__Records to process__:
— begin —
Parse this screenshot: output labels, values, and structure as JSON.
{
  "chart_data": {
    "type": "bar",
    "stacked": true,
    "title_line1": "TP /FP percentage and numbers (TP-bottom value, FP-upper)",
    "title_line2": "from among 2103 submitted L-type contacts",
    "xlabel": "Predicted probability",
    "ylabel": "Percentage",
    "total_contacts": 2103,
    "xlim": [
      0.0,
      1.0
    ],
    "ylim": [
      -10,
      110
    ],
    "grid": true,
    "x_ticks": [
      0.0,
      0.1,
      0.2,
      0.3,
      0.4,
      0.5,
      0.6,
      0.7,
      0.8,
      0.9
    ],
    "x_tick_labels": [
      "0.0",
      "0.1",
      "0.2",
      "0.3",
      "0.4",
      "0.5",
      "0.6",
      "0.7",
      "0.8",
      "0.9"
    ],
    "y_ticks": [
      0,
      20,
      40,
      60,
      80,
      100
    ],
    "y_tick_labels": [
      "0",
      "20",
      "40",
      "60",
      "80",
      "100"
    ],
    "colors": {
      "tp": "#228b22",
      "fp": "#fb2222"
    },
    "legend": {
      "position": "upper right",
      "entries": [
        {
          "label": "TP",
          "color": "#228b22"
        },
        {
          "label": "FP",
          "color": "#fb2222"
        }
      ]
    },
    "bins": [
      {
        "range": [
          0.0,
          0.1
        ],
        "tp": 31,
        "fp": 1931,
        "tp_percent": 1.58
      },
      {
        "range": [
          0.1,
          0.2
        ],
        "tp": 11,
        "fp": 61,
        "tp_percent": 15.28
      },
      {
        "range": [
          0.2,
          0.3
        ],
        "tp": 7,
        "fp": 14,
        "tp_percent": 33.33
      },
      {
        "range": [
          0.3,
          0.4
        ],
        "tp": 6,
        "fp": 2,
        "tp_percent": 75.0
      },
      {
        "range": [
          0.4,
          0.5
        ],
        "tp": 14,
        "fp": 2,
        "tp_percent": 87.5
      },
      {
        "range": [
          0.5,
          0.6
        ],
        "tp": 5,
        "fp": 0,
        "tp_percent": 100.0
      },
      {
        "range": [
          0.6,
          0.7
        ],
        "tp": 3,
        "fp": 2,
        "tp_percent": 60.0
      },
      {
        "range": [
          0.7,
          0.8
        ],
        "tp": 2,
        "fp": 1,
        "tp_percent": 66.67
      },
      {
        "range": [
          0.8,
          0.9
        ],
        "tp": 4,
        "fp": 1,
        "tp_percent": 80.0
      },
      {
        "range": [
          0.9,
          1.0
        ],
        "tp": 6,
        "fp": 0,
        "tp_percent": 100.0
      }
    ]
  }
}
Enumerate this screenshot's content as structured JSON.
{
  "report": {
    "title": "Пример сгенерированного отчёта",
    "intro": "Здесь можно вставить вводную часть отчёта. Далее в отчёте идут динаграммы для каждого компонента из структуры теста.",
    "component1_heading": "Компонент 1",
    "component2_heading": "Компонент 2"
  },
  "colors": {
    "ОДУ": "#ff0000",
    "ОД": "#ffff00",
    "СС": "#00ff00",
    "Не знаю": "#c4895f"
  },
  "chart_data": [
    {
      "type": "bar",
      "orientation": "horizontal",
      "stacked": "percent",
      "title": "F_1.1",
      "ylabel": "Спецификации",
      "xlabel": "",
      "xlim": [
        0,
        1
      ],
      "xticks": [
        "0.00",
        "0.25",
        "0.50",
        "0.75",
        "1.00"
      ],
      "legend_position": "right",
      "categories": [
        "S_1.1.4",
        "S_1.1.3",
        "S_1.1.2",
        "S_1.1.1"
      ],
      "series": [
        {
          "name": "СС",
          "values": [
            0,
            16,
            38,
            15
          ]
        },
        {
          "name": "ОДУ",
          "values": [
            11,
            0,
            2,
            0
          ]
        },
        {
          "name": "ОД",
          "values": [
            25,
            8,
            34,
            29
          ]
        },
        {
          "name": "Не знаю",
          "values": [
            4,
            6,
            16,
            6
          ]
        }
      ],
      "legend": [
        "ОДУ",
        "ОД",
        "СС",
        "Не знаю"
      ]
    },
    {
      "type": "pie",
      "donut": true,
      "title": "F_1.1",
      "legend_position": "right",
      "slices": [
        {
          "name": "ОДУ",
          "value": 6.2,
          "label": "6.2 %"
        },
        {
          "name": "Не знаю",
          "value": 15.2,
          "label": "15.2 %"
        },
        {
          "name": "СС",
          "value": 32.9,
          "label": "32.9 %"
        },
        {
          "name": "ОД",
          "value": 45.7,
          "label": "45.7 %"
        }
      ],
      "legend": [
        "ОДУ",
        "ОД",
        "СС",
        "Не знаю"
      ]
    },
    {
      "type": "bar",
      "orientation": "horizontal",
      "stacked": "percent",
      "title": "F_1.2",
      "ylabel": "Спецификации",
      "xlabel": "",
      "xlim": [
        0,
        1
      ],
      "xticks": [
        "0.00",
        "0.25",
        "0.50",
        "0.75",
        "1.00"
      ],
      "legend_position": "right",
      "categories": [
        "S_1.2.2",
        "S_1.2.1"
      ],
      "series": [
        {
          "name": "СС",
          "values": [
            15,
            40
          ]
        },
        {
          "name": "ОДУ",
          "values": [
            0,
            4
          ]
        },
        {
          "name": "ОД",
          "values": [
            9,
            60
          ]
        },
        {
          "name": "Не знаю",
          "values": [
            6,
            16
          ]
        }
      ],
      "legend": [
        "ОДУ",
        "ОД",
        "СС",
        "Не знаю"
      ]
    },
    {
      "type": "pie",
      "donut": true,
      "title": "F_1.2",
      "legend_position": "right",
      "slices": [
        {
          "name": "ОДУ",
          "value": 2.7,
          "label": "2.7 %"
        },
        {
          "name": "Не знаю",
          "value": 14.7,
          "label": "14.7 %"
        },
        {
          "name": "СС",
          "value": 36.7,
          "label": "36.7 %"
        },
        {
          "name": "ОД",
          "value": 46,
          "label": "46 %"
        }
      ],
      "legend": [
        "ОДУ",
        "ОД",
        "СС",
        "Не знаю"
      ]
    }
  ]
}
— end —
__Brief__: Quote the listing in full, please, keeping every line exact.

__Result of this exercise__:
Parse this screenshot: output labels, values, and structure as JSON.
{
  "chart_data": {
    "type": "bar",
    "stacked": true,
    "title_line1": "TP /FP percentage and numbers (TP-bottom value, FP-upper)",
    "title_line2": "from among 2103 submitted L-type contacts",
    "xlabel": "Predicted probability",
    "ylabel": "Percentage",
    "total_contacts": 2103,
    "xlim": [
      0.0,
      1.0
    ],
    "ylim": [
      -10,
      110
    ],
    "grid": true,
    "x_ticks": [
      0.0,
      0.1,
      0.2,
      0.3,
      0.4,
      0.5,
      0.6,
      0.7,
      0.8,
      0.9
    ],
    "x_tick_labels": [
      "0.0",
      "0.1",
      "0.2",
      "0.3",
      "0.4",
      "0.5",
      "0.6",
      "0.7",
      "0.8",
      "0.9"
    ],
    "y_ticks": [
      0,
      20,
      40,
      60,
      80,
      100
    ],
    "y_tick_labels": [
      "0",
      "20",
      "40",
      "60",
      "80",
      "100"
    ],
    "colors": {
      "tp": "#228b22",
      "fp": "#fb2222"
    },
    "legend": {
      "position": "upper right",
      "entries": [
        {
          "label": "TP",
          "color": "#228b22"
        },
        {
          "label": "FP",
          "color": "#fb2222"
        }
      ]
    },
    "bins": [
      {
        "range": [
          0.0,
          0.1
        ],
        "tp": 31,
        "fp": 1931,
        "tp_percent": 1.58
      },
      {
        "range": [
          0.1,
          0.2
        ],
        "tp": 11,
        "fp": 61,
        "tp_percent": 15.28
      },
      {
        "range": [
          0.2,
          0.3
        ],
        "tp": 7,
        "fp": 14,
        "tp_percent": 33.33
      },
      {
        "range": [
          0.3,
          0.4
        ],
        "tp": 6,
        "fp": 2,
        "tp_percent": 75.0
      },
      {
        "range": [
          0.4,
          0.5
        ],
        "tp": 14,
        "fp": 2,
        "tp_percent": 87.5
      },
      {
        "range": [
          0.5,
          0.6
        ],
        "tp": 5,
        "fp": 0,
        "tp_percent": 100.0
      },
      {
        "range": [
          0.6,
          0.7
        ],
        "tp": 3,
        "fp": 2,
        "tp_percent": 60.0
      },
      {
        "range": [
          0.7,
          0.8
        ],
        "tp": 2,
        "fp": 1,
        "tp_percent": 66.67
      },
      {
        "range": [
          0.8,
          0.9
        ],
        "tp": 4,
        "fp": 1,
        "tp_percent": 80.0
      },
      {
        "range": [
          0.9,
          1.0
        ],
        "tp": 6,
        "fp": 0,
        "tp_percent": 100.0
      }
    ]
  }
}
Enumerate this screenshot's content as structured JSON.
{
  "report": {
    "title": "Пример сгенерированного отчёта",
    "intro": "Здесь можно вставить вводную часть отчёта. Далее в отчёте идут динаграммы для каждого компонента из структуры теста.",
    "component1_heading": "Компонент 1",
    "component2_heading": "Компонент 2"
  },
  "colors": {
    "ОДУ": "#ff0000",
    "ОД": "#ffff00",
    "СС": "#00ff00",
    "Не знаю": "#c4895f"
  },
  "chart_data": [
    {
      "type": "bar",
      "orientation": "horizontal",
      "stacked": "percent",
      "title": "F_1.1",
      "ylabel": "Спецификации",
      "xlabel": "",
      "xlim": [
        0,
        1
      ],
      "xticks": [
        "0.00",
        "0.25",
        "0.50",
        "0.75",
        "1.00"
      ],
      "legend_position": "right",
      "categories": [
        "S_1.1.4",
        "S_1.1.3",
        "S_1.1.2",
        "S_1.1.1"
      ],
      "series": [
        {
          "name": "СС",
          "values": [
            0,
            16,
            38,
            15
          ]
        },
        {
          "name": "ОДУ",
          "values": [
            11,
            0,
            2,
            0
          ]
        },
        {
          "name": "ОД",
          "values": [
            25,
            8,
            34,
            29
          ]
        },
        {
          "name": "Не знаю",
          "values": [
            4,
            6,
            16,
            6
          ]
        }
      ],
      "legend": [
        "ОДУ",
        "ОД",
        "СС",
        "Не знаю"
      ]
    },
    {
      "type": "pie",
      "donut": true,
      "title": "F_1.1",
      "legend_position": "right",
      "slices": [
        {
          "name": "ОДУ",
          "value": 6.2,
          "label": "6.2 %"
        },
        {
          "name": "Не знаю",
          "value": 15.2,
          "label": "15.2 %"
        },
        {
          "name": "СС",
          "value": 32.9,
          "label": "32.9 %"
        },
        {
          "name": "ОД",
          "value": 45.7,
          "label": "45.7 %"
        }
      ],
      "legend": [
        "ОДУ",
        "ОД",
        "СС",
        "Не знаю"
      ]
    },
    {
      "type": "bar",
      "orientation": "horizontal",
      "stacked": "percent",
      "title": "F_1.2",
      "ylabel": "Спецификации",
      "xlabel": "",
      "xlim": [
        0,
        1
      ],
      "xticks": [
        "0.00",
        "0.25",
        "0.50",
        "0.75",
        "1.00"
      ],
      "legend_position": "right",
      "categories": [
        "S_1.2.2",
        "S_1.2.1"
      ],
      "series": [
        {
          "name": "СС",
          "values": [
            15,
            40
          ]
        },
        {
          "name": "ОДУ",
          "values": [
            0,
            4
          ]
        },
        {
          "name": "ОД",
          "values": [
            9,
            60
          ]
        },
        {
          "name": "Не знаю",
          "values": [
            6,
            16
          ]
        }
      ],
      "legend": [
        "ОДУ",
        "ОД",
        "СС",
        "Не знаю"
      ]
    },
    {
      "type": "pie",
      "donut": true,
      "title": "F_1.2",
      "legend_position": "right",
      "slices": [
        {
          "name": "ОДУ",
          "value": 2.7,
          "label": "2.7 %"
        },
        {
          "name": "Не знаю",
          "value": 14.7,
          "label": "14.7 %"
        },
        {
          "name": "СС",
          "value": 36.7,
          "label": "36.7 %"
        },
        {
          "name": "ОД",
          "value": 46,
          "label": "46 %"
        }
      ],
      "legend": [
        "ОДУ",
        "ОД",
        "СС",
        "Не знаю"
      ]
    }
  ]
}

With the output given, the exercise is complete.